>> begin
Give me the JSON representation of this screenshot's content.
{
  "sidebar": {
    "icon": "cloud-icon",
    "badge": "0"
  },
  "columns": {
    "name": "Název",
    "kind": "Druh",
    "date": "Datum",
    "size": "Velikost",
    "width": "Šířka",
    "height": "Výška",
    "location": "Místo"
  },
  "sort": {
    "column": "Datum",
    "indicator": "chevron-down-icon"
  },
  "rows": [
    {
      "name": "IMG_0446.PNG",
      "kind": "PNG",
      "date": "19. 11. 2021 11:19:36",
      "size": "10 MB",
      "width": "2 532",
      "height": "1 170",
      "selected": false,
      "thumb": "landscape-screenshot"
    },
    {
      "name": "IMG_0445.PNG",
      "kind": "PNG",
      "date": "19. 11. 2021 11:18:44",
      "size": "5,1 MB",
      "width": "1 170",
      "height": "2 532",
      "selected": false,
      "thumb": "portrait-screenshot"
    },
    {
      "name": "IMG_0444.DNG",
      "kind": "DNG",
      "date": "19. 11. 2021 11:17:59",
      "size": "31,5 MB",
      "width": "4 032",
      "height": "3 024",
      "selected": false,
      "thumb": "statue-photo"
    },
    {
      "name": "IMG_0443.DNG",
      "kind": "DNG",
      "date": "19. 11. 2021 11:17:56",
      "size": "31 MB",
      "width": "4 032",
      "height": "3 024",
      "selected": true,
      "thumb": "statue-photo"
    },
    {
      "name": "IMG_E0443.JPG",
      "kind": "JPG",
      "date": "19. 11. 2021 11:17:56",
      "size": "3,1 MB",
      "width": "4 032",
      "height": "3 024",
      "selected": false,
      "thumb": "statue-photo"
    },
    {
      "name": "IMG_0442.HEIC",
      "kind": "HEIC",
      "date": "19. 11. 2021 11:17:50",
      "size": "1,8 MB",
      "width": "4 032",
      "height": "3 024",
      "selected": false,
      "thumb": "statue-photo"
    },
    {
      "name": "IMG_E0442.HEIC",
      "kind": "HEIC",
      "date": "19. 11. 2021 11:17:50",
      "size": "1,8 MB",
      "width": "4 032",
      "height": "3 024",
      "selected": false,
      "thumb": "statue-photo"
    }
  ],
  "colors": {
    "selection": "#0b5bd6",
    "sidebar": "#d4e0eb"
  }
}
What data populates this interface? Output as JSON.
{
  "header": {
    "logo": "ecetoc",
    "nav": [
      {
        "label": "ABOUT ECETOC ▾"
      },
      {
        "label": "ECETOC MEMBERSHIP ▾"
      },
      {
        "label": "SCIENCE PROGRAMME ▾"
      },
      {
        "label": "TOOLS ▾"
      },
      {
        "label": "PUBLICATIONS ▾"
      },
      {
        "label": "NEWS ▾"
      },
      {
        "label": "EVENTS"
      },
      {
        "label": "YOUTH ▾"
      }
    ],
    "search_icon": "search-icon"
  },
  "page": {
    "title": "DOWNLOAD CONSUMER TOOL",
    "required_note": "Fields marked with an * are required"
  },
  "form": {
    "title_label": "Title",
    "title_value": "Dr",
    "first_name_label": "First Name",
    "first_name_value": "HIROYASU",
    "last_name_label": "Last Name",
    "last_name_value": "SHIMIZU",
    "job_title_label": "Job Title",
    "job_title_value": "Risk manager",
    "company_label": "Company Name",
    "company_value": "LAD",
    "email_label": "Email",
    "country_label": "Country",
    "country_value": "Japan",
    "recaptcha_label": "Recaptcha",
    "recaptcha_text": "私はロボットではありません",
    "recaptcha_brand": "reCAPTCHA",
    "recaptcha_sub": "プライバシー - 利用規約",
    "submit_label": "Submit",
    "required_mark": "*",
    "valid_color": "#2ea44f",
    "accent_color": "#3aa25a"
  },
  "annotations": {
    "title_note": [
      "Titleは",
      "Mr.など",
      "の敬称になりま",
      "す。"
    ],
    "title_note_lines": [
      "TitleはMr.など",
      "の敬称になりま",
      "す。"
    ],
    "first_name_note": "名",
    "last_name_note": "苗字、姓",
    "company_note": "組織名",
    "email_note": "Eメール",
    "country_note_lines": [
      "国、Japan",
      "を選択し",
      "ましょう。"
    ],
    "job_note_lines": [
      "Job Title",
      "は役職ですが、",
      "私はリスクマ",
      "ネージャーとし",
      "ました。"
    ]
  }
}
>> end
| Request |
Copy out every line of the data that includes "JSON".

| Response for this exercise |
Give me the JSON representation of this screenshot's content.
What data populates this interface? Output as JSON.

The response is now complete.